Dataset entries:
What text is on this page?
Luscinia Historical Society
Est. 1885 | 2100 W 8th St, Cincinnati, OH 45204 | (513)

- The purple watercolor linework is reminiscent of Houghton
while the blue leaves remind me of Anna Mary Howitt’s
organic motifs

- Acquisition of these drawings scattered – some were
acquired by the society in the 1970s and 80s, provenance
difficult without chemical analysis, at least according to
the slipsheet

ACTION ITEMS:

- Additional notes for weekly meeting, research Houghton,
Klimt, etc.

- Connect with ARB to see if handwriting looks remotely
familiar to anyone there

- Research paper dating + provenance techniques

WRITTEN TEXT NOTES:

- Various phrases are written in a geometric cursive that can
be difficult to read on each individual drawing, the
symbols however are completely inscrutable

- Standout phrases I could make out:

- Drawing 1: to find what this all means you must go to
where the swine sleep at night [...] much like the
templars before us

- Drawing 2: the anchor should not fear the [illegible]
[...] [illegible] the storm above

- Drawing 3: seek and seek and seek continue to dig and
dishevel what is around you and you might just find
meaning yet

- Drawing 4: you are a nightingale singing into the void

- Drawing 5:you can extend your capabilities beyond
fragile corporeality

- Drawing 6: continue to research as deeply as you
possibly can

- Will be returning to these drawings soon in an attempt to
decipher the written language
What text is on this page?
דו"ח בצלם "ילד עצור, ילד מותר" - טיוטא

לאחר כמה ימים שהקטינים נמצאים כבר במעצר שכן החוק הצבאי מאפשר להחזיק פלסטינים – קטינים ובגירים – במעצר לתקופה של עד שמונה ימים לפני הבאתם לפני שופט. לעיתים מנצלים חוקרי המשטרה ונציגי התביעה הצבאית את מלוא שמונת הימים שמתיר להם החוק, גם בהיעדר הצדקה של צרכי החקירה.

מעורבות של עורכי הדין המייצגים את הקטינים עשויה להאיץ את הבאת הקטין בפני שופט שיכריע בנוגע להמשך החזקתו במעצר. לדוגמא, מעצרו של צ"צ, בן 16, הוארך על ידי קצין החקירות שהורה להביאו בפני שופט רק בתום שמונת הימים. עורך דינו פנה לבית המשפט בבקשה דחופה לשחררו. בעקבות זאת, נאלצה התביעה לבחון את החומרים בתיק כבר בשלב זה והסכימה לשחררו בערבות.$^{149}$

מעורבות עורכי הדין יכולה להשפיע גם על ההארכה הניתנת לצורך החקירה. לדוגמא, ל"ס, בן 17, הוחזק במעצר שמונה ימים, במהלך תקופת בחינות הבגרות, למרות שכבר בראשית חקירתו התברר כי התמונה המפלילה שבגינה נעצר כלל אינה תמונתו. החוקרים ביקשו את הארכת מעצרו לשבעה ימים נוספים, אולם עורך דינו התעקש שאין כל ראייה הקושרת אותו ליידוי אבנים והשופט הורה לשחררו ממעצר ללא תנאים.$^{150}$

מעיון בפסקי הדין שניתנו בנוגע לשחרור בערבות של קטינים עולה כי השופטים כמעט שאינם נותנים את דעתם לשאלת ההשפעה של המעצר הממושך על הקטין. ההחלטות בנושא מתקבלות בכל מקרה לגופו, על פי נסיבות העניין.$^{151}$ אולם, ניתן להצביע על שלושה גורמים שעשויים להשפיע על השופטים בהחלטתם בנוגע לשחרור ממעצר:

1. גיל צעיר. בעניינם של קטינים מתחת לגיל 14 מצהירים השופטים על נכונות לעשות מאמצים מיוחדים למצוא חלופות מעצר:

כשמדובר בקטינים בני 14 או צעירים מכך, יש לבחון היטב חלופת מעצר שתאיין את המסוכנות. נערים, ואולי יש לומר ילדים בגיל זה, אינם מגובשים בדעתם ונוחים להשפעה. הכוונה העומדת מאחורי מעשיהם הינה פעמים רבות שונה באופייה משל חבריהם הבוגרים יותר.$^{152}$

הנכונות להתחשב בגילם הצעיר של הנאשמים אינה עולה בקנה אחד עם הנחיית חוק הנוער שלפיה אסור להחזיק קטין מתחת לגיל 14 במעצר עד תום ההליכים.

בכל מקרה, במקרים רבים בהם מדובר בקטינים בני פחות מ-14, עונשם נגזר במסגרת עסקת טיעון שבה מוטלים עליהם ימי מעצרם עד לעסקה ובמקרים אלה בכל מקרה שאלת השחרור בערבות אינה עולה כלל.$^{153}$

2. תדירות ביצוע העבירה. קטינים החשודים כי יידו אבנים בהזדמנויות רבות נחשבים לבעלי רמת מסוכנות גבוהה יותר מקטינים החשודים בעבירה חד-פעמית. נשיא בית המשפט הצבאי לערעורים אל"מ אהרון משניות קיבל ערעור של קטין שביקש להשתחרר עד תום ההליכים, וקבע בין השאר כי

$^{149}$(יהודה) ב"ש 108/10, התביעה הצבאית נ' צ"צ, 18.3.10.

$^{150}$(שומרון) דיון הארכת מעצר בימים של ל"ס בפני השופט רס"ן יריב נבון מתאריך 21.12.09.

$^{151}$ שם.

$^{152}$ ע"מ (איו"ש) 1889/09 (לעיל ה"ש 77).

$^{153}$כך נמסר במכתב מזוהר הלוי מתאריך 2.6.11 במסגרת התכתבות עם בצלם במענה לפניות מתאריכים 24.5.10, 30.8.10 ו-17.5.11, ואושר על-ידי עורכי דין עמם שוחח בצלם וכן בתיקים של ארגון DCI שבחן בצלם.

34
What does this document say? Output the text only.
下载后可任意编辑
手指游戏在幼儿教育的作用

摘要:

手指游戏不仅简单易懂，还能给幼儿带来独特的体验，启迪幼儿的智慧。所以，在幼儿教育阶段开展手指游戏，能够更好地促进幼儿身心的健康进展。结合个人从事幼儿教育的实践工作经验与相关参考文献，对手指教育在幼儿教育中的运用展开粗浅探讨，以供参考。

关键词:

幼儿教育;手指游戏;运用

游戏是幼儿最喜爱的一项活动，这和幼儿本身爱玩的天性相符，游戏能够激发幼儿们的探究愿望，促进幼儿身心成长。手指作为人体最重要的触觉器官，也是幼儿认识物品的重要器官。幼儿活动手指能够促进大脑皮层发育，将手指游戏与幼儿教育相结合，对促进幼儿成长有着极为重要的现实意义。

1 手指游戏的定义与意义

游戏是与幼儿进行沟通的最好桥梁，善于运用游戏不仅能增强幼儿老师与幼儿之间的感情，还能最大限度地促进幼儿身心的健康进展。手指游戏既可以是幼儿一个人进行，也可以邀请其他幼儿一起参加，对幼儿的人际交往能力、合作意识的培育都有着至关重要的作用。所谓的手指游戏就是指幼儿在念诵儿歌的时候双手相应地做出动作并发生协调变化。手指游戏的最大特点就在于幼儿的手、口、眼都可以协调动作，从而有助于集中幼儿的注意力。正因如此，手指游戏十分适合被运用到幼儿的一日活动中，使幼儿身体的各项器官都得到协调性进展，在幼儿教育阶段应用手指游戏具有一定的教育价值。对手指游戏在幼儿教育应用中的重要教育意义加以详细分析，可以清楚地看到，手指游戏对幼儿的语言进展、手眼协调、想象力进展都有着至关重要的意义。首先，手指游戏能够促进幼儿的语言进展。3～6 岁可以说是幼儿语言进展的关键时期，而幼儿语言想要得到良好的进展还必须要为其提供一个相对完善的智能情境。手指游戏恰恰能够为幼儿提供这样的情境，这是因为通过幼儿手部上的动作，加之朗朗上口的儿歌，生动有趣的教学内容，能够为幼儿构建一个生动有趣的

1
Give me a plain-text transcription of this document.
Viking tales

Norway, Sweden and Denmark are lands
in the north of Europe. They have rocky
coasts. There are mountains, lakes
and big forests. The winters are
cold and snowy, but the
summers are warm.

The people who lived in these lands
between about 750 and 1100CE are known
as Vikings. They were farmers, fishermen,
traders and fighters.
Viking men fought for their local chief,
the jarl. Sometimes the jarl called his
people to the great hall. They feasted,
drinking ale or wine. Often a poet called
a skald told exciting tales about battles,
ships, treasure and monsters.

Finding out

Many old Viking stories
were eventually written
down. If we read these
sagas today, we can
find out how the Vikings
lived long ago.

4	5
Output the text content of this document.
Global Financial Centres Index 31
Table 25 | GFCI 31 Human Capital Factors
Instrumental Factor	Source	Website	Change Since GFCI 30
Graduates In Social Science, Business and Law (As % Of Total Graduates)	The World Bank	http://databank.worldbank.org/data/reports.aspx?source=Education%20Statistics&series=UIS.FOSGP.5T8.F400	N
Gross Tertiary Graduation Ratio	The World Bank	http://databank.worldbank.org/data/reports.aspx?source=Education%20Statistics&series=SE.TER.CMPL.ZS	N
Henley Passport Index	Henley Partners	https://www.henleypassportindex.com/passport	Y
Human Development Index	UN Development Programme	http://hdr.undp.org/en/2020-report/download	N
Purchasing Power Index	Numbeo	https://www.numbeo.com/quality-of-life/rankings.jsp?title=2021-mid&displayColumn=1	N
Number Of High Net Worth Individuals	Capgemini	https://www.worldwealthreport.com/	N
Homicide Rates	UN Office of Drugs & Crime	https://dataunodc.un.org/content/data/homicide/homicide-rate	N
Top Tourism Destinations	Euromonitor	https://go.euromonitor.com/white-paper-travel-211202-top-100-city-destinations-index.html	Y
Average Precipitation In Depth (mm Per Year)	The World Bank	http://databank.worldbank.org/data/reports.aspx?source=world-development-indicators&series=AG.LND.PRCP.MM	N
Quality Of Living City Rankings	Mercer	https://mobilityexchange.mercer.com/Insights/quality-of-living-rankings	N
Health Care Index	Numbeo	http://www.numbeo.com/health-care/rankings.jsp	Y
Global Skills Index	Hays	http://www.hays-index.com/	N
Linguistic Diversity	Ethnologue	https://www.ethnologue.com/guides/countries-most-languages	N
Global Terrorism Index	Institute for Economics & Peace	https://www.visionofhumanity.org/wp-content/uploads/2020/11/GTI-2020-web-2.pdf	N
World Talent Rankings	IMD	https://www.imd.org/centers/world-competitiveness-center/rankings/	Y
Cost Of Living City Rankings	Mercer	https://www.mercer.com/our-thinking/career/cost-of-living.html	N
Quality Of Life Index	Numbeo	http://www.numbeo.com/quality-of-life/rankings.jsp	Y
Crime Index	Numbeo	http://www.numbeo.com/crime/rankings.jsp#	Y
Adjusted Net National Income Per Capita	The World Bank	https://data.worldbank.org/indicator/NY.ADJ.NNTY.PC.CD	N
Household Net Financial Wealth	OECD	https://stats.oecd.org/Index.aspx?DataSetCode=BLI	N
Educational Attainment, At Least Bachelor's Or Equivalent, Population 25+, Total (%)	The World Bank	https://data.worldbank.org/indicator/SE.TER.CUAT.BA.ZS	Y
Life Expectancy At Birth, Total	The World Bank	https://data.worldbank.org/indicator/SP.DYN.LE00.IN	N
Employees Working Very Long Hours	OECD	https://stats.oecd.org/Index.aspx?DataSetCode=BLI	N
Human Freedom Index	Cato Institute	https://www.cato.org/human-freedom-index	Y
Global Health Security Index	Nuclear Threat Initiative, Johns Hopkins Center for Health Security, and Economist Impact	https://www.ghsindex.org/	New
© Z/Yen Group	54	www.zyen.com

What you should do
Isolate the lines above that contain the word "about" and copy them.

The answer
between about 750 and 1100CE are known
a skald told exciting tales about battles,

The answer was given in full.